Task description:
Copy the records below exactly, leaving out every picture.

▬▬▬▬▬▬▬▬▬▬

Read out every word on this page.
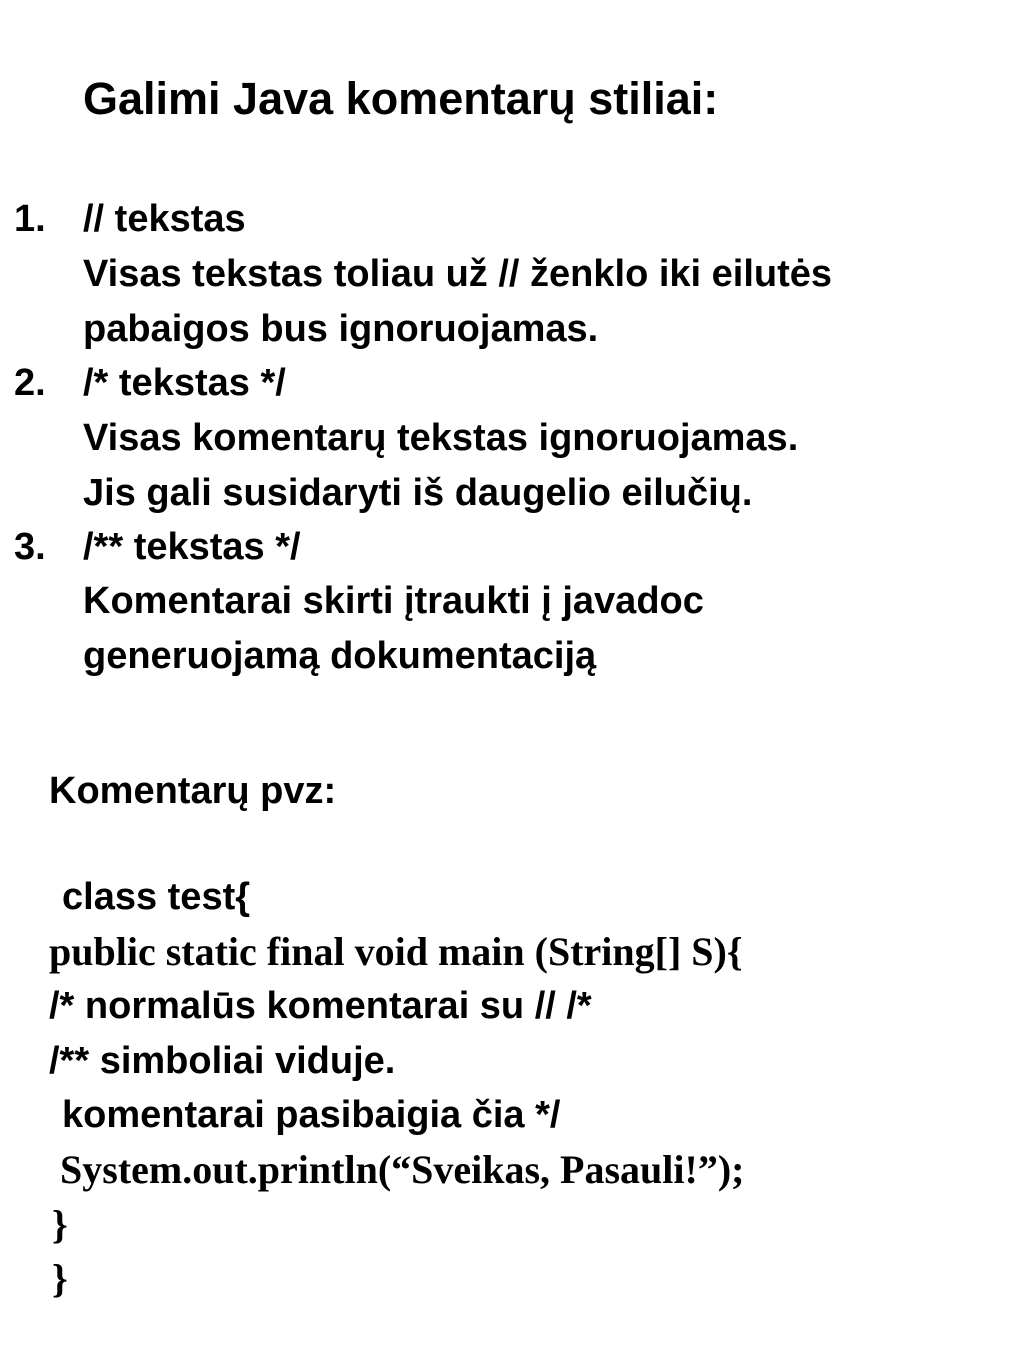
Galimi Java komentarų stiliai:
1. // tekstas
Visas tekstas toliau už // ženklo iki eilutės
pabaigos bus ignoruojamas.
2. /* tekstas */
Visas komentarų tekstas ignoruojamas.
Jis gali susidaryti iš daugelio eilučių.
3. /** tekstas */
Komentarai skirti įtraukti į javadoc
generuojamą dokumentaciją
Komentarų pvz:
class test{
public static final void main (String[] S){
/* normalūs komentarai su // /*
/** simboliai viduje.
komentarai pasibaigia čia */
System.out.println(“Sveikas, Pasauli!”);
}
}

▬▬▬▬▬▬▬▬▬▬

Answer to the exercise:
Read out every word on this page.
Galimi Java komentarų stiliai:
1. // tekstas
Visas tekstas toliau už // ženklo iki eilutės
pabaigos bus ignoruojamas.
2. /* tekstas */
Visas komentarų tekstas ignoruojamas.
Jis gali susidaryti iš daugelio eilučių.
3. /** tekstas */
Komentarai skirti įtraukti į javadoc
generuojamą dokumentaciją
Komentarų pvz:
class test{
public static final void main (String[] S){
/* normalūs komentarai su // /*
/** simboliai viduje.
komentarai pasibaigia čia */
System.out.println(“Sveikas, Pasauli!”);
}
}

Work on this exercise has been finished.